Solicitação de trabalho 1 →
Em que praia aconteceu a conversa com o seu Ivan, segundo a reportagem sobre os trabalhadores da praia?
Solicitação de trabalho 2 →
Reproduza o trecho da reportagem sobre os trabalhadores da praia que começa com as palavras "Conversei com o" e termina com "janeiro. Estava cansado.".

Trecho apresentado →
____________________

"Que nem agora, como carne todo dia. Mas quando é no inverno, é só uma vez por semana, uma vez por mês. Só dá pra pagar conta."
Essa frase é do seu Ivan Messias, de 68 anos. Ele contou isso num dia lindo de verão, com a praia lotada e o carrinho de sorvete quase vazio. Essa descrição do dia não é firula para o texto ficar bonito: é uma condição essencial para o seu Ivan e todos os trabalhadores da praia, que sofreram com um dezembro frio e chuvoso que azedou as vendas.
É do verão lindo, ensolarado e lotado que os trabalhadores sazonais tiram o sustento do ano inteiro. No inverno, não tem turista, venda, nem salário.
Conversei com o Ivan na praia do Guaecá, uma das mais frequentadas da região central de São Sebastião, no litoral de São Paulo. Eu nasci lá. Meus pai, tios e primos também já venderam sorvete na praia, assim como o seu Ivan.
Eu estava feliz por fazer essa reportagem no "meu quintal". Já seu Ivan, não muito. Ele me contou que ganhou menos do que esperava em dezembro. Por isso, tinha precisado chegar mais cedo e passar o dia inteiro na praia em janeiro. Estava cansado.

____________________

Dados de detecção de layout de documentos:
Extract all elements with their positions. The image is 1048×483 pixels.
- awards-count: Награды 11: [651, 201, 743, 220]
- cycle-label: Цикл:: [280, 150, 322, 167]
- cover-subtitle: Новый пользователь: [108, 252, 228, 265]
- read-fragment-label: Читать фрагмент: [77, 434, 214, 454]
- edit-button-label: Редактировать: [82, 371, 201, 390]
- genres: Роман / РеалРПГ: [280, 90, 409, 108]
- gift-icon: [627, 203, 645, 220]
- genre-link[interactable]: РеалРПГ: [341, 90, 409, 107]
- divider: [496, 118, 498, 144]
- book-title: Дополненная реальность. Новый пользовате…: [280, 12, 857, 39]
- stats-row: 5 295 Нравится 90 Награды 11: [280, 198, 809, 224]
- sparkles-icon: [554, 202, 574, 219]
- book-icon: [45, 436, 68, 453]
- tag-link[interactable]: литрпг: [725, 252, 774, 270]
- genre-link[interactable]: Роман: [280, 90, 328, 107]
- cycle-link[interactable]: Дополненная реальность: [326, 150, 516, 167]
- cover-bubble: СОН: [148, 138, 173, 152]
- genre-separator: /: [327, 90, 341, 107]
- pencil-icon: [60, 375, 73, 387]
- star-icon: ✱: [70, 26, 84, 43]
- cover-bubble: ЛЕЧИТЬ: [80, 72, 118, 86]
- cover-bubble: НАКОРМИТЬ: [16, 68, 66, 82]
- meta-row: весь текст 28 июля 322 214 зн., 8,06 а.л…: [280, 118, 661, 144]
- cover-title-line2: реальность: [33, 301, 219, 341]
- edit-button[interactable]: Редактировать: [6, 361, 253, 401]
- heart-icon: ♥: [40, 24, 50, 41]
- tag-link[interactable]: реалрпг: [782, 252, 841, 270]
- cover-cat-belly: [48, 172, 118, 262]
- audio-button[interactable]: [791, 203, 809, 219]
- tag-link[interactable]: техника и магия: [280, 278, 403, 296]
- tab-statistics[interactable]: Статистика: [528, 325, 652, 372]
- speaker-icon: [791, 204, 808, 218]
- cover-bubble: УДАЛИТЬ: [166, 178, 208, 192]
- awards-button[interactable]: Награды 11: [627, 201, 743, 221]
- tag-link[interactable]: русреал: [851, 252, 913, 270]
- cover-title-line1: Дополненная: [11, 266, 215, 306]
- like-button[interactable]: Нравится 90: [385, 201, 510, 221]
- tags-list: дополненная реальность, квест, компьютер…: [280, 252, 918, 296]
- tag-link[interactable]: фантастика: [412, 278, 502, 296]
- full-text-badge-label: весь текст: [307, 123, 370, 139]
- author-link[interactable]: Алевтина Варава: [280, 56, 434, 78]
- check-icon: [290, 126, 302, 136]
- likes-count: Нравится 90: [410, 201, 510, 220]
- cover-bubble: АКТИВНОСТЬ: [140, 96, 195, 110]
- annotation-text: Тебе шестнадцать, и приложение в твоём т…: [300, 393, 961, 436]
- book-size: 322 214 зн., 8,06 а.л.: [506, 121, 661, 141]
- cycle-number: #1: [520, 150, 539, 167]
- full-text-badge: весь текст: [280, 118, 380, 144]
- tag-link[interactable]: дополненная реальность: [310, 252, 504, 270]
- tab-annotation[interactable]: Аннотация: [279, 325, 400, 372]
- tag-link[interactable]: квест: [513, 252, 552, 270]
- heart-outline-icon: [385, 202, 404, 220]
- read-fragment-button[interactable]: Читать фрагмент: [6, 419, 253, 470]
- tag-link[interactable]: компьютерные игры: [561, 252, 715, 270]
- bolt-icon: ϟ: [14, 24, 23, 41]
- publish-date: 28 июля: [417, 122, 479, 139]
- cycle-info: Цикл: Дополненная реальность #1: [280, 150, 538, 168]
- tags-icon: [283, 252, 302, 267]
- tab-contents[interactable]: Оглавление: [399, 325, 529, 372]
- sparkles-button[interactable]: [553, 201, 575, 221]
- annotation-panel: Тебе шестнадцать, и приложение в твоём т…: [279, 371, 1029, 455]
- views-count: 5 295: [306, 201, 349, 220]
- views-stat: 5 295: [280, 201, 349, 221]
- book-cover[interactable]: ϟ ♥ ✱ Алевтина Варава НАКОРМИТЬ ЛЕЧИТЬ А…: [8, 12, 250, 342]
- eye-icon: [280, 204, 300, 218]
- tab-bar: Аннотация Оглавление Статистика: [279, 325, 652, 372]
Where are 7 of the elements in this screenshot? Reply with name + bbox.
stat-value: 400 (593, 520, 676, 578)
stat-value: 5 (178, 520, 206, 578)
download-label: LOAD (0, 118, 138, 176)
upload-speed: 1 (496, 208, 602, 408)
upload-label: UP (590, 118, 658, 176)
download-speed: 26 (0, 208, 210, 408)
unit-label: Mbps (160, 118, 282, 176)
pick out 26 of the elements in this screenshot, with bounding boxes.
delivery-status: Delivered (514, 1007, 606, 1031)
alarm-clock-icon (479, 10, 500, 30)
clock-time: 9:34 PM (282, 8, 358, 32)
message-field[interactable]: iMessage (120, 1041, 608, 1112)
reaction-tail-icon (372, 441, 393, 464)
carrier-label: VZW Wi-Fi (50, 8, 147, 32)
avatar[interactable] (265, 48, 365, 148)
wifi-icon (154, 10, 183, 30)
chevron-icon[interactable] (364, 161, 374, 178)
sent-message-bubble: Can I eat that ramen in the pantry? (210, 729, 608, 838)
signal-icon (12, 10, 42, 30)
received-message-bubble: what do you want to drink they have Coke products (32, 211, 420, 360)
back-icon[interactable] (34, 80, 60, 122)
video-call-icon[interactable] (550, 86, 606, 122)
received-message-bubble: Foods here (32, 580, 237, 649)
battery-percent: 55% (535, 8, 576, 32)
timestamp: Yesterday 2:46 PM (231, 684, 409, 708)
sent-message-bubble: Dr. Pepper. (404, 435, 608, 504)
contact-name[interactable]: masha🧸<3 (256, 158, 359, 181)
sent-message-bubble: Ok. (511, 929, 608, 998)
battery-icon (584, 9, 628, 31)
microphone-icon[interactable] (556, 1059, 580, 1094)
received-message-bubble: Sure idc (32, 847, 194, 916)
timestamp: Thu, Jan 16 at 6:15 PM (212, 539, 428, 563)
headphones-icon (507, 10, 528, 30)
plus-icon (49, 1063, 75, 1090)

____________________

Resultado da tarefa 1 →
Na praia do Guaecá, em São Sebastião, no litoral de São Paulo.

Resultado da tarefa 2 →
Conversei com o Ivan na praia do Guaecá, uma das mais frequentadas da região central de São Sebastião, no litoral de São Paulo. Eu nasci lá. Meus pai, tios e primos também já venderam sorvete na praia, assim como o seu Ivan.
Eu estava feliz por fazer essa reportagem no "meu quintal". Já seu Ivan, não muito. Ele me contou que ganhou menos do que esperava em dezembro. Por isso, tinha precisado chegar mais cedo e passar o dia inteiro na praia em janeiro. Estava cansado.